[Stated problem] Report the number of lines in these entries that contain "féle". Write only the number.

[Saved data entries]
--------------------------------------------------
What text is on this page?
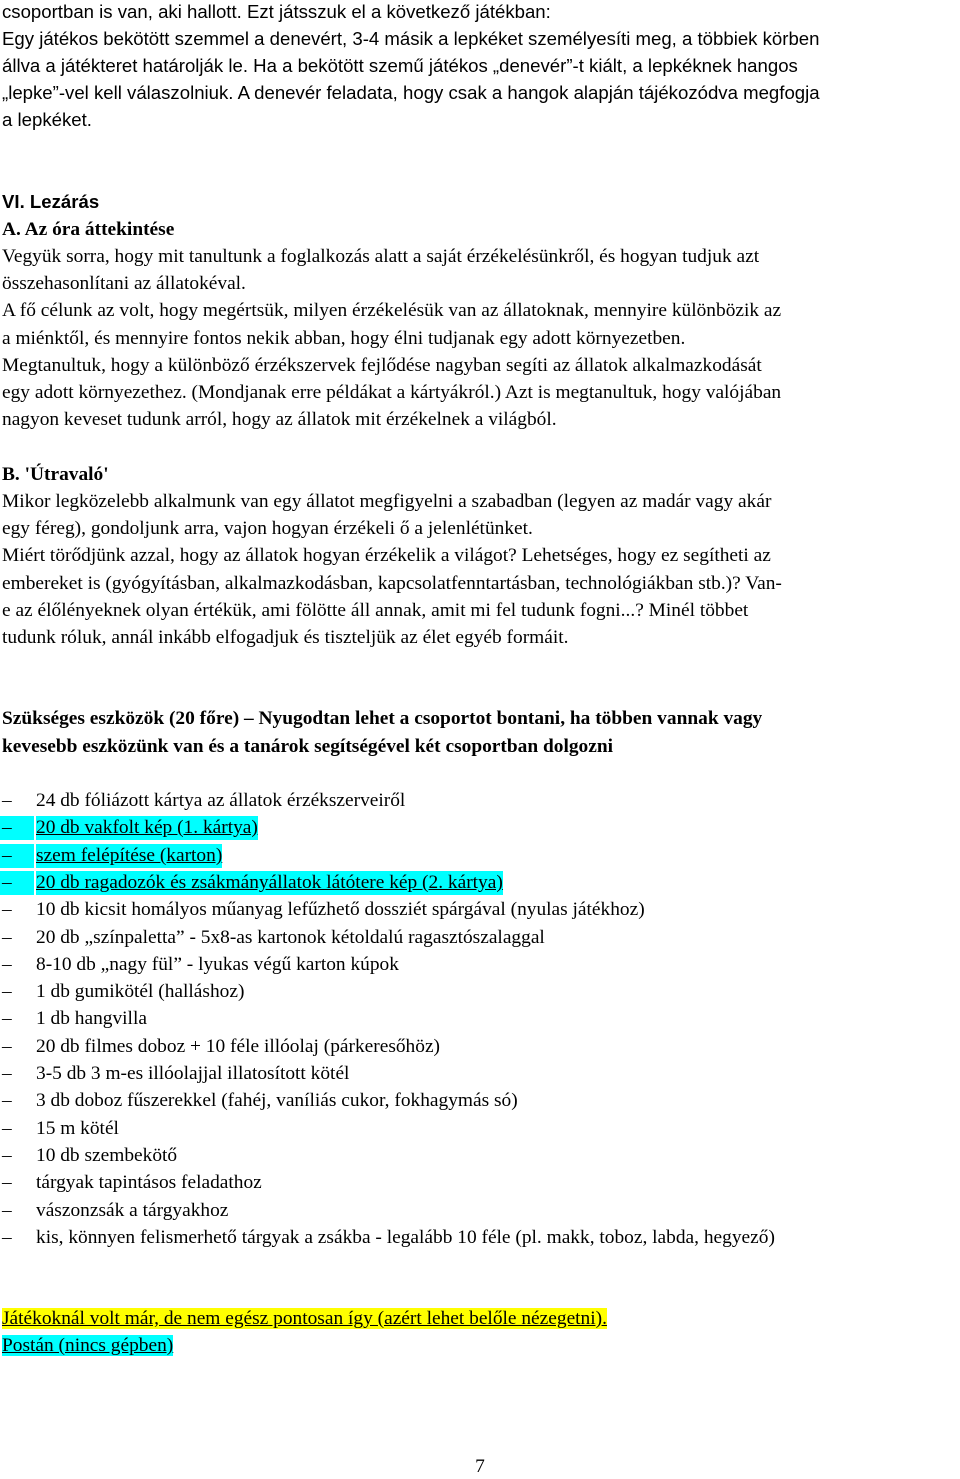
csoportban is van, aki hallott. Ezt játsszuk el a következő játékban:
Egy játékos bekötött szemmel a denevért, 3-4 másik a lepkéket személyesíti meg, a többiek körben
állva a játékteret határolják le. Ha a bekötött szemű játékos „denevér”-t kiált, a lepkéknek hangos
„lepke”-vel kell válaszolniuk. A denevér feladata, hogy csak a hangok alapján tájékozódva megfogja
a lepkéket.
VI. Lezárás
A. Az óra áttekintése
Vegyük sorra, hogy mit tanultunk a foglalkozás alatt a saját érzékelésünkről, és hogyan tudjuk azt
összehasonlítani az állatokéval.
A fő célunk az volt, hogy megértsük, milyen érzékelésük van az állatoknak, mennyire különbözik az
a miénktől, és mennyire fontos nekik abban, hogy élni tudjanak egy adott környezetben.
Megtanultuk, hogy a különböző érzékszervek fejlődése nagyban segíti az állatok alkalmazkodását
egy adott környezethez. (Mondjanak erre példákat a kártyákról.) Azt is megtanultuk, hogy valójában
nagyon keveset tudunk arról, hogy az állatok mit érzékelnek a világból.
B. 'Útravaló'
Mikor legközelebb alkalmunk van egy állatot megfigyelni a szabadban (legyen az madár vagy akár
egy féreg), gondoljunk arra, vajon hogyan érzékeli ő a jelenlétünket.
Miért törődjünk azzal, hogy az állatok hogyan érzékelik a világot? Lehetséges, hogy ez segítheti az
embereket is (gyógyításban, alkalmazkodásban, kapcsolatfenntartásban, technológiákban stb.)? Van-
e az élőlényeknek olyan értékük, ami fölötte áll annak, amit mi fel tudunk fogni...? Minél többet
tudunk róluk, annál inkább elfogadjuk és tiszteljük az élet egyéb formáit.
Szükséges eszközök (20 főre) – Nyugodtan lehet a csoportot bontani, ha többen vannak vagy
kevesebb eszközünk van és a tanárok segítségével két csoportban dolgozni
– 24 db fóliázott kártya az állatok érzékszerveiről
–	20 db vakfolt kép (1. kártya)
–	szem felépítése (karton)
–	20 db ragadozók és zsákmányállatok látótere kép (2. kártya)
– 10 db kicsit homályos műanyag lefűzhető dossziét spárgával (nyulas játékhoz)
– 20 db „színpaletta” - 5x8-as kartonok kétoldalú ragasztószalaggal
– 8-10 db „nagy fül” - lyukas végű karton kúpok
– 1 db gumikötél (halláshoz)
– 1 db hangvilla
– 20 db filmes doboz + 10 féle illóolaj (párkeresőhöz)
– 3-5 db 3 m-es illóolajjal illatosított kötél
– 3 db doboz fűszerekkel (fahéj, vaníliás cukor, fokhagymás só)
– 15 m kötél
– 10 db szembekötő
– tárgyak tapintásos feladathoz
– vászonzsák a tárgyakhoz
– kis, könnyen felismerhető tárgyak a zsákba - legalább 10 féle (pl. makk, toboz, labda, hegyező)
Játékoknál volt már, de nem egész pontosan így (azért lehet belőle nézegetni).
Postán (nincs gépben)
7
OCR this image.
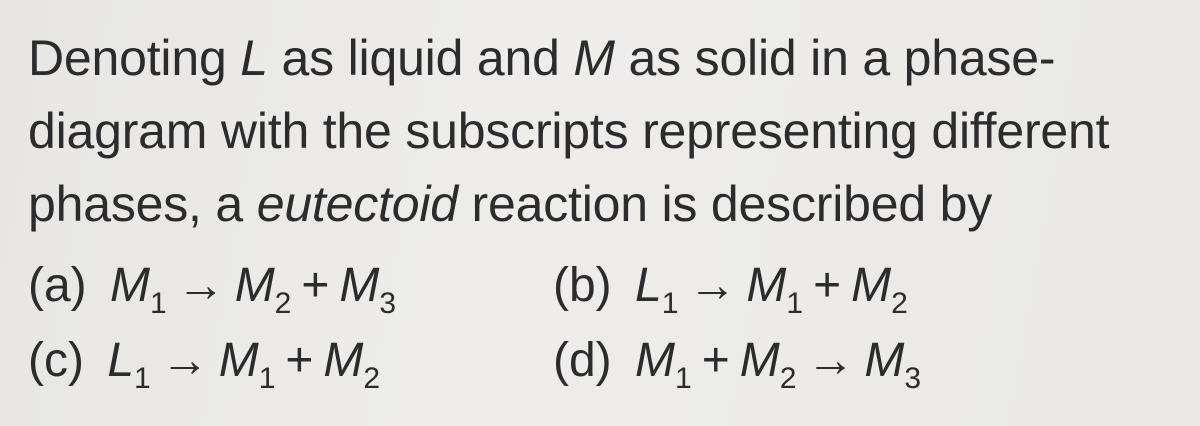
Denoting L as liquid and M as solid in a phase-
diagram with the subscripts representing different
phases, a eutectoid reaction is described by
(a) $M_1 \to M_2 + M_3$	(b) $L_1 \to M_1 + M_2$
(c) $L_1 \to M_1 + M_2$	(d) $M_1 + M_2 \to M_3$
--------------------------------------------------
[Task result] 2